- _INSTRUCTION_:
Reproduce, unchanged, the part of the rows that opens with the line containing "Detect and localize" and closes with the line containing "chart-subtitle-muted: aynı enflasyŏnu", both included. Copy nothing outside that span.
**** RECORDS SHOWN ****
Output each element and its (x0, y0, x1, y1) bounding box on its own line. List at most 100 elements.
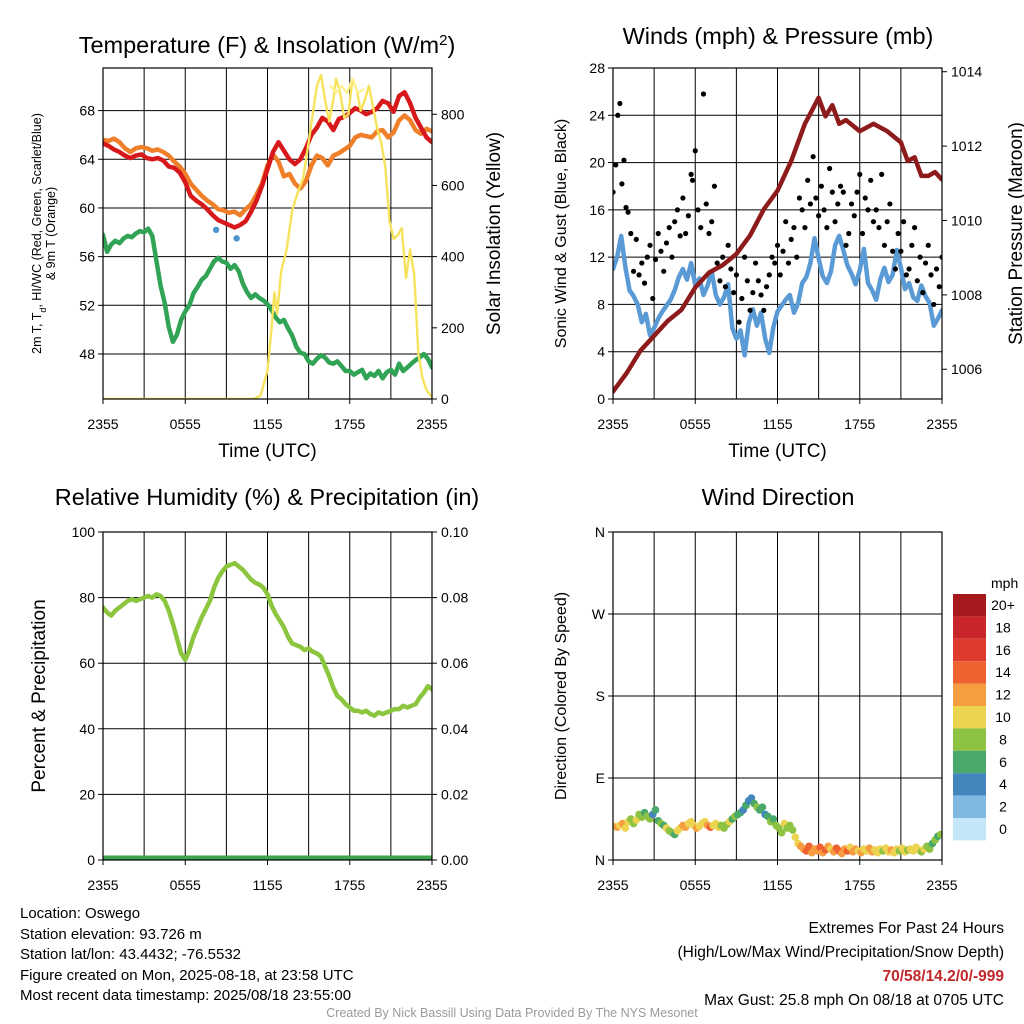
****
**** RECORDS SHOWN ****
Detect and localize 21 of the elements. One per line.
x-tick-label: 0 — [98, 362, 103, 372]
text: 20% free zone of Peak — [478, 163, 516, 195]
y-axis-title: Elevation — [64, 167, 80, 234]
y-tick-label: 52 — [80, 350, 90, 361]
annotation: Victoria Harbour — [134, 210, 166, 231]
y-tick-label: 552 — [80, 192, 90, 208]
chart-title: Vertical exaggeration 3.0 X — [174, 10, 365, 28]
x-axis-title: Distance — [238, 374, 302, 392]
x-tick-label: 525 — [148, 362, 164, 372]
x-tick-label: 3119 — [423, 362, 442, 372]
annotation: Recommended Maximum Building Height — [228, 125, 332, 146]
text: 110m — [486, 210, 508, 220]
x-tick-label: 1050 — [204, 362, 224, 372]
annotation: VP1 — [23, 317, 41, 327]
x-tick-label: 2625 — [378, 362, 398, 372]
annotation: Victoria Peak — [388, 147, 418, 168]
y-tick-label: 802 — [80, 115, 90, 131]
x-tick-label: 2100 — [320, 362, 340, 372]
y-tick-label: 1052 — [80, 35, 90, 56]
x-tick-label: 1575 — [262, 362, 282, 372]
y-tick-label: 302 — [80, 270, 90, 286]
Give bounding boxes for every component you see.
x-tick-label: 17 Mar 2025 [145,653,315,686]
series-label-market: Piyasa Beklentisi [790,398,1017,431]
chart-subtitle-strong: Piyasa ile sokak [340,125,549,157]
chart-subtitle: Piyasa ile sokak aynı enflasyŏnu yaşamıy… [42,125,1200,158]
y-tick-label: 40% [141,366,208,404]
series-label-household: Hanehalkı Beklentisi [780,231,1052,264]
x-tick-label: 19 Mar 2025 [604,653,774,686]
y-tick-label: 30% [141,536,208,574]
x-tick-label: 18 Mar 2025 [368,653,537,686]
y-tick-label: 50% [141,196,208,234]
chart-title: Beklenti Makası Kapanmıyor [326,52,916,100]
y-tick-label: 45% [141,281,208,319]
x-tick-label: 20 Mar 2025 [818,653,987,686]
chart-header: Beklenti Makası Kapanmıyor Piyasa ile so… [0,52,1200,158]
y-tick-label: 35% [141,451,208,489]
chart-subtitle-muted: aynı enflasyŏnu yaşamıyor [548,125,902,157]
****
**** RECORDS SHOWN ****
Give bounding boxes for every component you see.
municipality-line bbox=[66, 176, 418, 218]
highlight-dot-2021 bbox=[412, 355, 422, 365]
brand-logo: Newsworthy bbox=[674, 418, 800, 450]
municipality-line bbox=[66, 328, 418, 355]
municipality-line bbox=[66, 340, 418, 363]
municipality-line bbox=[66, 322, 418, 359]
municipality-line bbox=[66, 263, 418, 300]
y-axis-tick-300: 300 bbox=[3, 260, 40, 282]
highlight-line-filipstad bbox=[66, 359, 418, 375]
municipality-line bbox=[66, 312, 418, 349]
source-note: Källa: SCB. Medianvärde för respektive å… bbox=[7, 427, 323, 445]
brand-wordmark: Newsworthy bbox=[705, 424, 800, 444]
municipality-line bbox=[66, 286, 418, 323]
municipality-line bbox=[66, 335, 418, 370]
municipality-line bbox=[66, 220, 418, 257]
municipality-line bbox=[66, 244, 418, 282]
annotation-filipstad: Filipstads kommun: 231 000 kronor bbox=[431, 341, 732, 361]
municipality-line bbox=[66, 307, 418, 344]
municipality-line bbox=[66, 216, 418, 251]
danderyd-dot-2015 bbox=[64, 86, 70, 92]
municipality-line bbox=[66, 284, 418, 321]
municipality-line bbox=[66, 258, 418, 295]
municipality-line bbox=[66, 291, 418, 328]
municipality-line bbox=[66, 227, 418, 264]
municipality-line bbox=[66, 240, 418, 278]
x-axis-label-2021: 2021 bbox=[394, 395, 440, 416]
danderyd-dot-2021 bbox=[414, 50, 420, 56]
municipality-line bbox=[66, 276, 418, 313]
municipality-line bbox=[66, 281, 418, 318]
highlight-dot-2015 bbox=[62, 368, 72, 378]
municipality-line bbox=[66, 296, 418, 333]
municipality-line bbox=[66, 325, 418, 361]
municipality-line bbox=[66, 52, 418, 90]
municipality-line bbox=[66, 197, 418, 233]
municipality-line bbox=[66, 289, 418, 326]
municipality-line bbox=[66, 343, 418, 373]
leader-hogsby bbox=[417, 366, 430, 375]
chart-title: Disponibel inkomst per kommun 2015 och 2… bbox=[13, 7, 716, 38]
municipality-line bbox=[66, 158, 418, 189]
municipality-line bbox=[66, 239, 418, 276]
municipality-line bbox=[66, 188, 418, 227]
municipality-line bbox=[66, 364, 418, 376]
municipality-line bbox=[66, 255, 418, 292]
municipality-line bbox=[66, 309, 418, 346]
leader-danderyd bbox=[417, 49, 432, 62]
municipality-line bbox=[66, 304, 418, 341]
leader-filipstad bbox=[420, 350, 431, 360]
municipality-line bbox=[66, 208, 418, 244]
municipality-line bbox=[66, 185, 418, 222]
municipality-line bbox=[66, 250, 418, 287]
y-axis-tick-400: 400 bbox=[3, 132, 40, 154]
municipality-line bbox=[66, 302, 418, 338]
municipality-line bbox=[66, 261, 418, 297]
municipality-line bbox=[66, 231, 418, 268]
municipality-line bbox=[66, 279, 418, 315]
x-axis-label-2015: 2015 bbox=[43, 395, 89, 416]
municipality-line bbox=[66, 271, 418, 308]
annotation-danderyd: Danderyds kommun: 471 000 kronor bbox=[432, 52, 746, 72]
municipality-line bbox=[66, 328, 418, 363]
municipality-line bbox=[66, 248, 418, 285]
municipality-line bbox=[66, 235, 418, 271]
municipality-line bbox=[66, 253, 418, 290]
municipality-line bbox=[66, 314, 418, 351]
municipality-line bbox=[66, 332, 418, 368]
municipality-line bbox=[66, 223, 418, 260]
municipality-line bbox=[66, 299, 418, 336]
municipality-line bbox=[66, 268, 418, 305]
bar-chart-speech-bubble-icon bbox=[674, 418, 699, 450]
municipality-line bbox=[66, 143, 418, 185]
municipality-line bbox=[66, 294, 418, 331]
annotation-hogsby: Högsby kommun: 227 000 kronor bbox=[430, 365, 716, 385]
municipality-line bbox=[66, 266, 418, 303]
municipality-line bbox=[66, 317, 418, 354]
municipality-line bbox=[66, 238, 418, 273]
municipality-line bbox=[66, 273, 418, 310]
****
- _EXERCISE ANSWER_:
Detect and localize 21 of the elements. One per line.
x-tick-label: 0 — [98, 362, 103, 372]
text: 20% free zone of Peak — [478, 163, 516, 195]
y-axis-title: Elevation — [64, 167, 80, 234]
y-tick-label: 52 — [80, 350, 90, 361]
annotation: Victoria Harbour — [134, 210, 166, 231]
y-tick-label: 552 — [80, 192, 90, 208]
chart-title: Vertical exaggeration 3.0 X — [174, 10, 365, 28]
x-axis-title: Distance — [238, 374, 302, 392]
x-tick-label: 525 — [148, 362, 164, 372]
x-tick-label: 3119 — [423, 362, 442, 372]
annotation: Recommended Maximum Building Height — [228, 125, 332, 146]
text: 110m — [486, 210, 508, 220]
x-tick-label: 1050 — [204, 362, 224, 372]
annotation: VP1 — [23, 317, 41, 327]
x-tick-label: 2625 — [378, 362, 398, 372]
annotation: Victoria Peak — [388, 147, 418, 168]
y-tick-label: 802 — [80, 115, 90, 131]
x-tick-label: 2100 — [320, 362, 340, 372]
y-tick-label: 1052 — [80, 35, 90, 56]
x-tick-label: 1575 — [262, 362, 282, 372]
y-tick-label: 302 — [80, 270, 90, 286]
Give bounding boxes for every component you see.
x-tick-label: 17 Mar 2025 [145,653,315,686]
series-label-market: Piyasa Beklentisi [790,398,1017,431]
chart-subtitle-strong: Piyasa ile sokak [340,125,549,157]
chart-subtitle: Piyasa ile sokak aynı enflasyŏnu yaşamıy… [42,125,1200,158]
y-tick-label: 40% [141,366,208,404]
series-label-household: Hanehalkı Beklentisi [780,231,1052,264]
x-tick-label: 19 Mar 2025 [604,653,774,686]
y-tick-label: 30% [141,536,208,574]
x-tick-label: 18 Mar 2025 [368,653,537,686]
y-tick-label: 50% [141,196,208,234]
chart-title: Beklenti Makası Kapanmıyor [326,52,916,100]
y-tick-label: 45% [141,281,208,319]
x-tick-label: 20 Mar 2025 [818,653,987,686]
chart-header: Beklenti Makası Kapanmıyor Piyasa ile so… [0,52,1200,158]
y-tick-label: 35% [141,451,208,489]
chart-subtitle-muted: aynı enflasyŏnu yaşamıyor [548,125,902,157]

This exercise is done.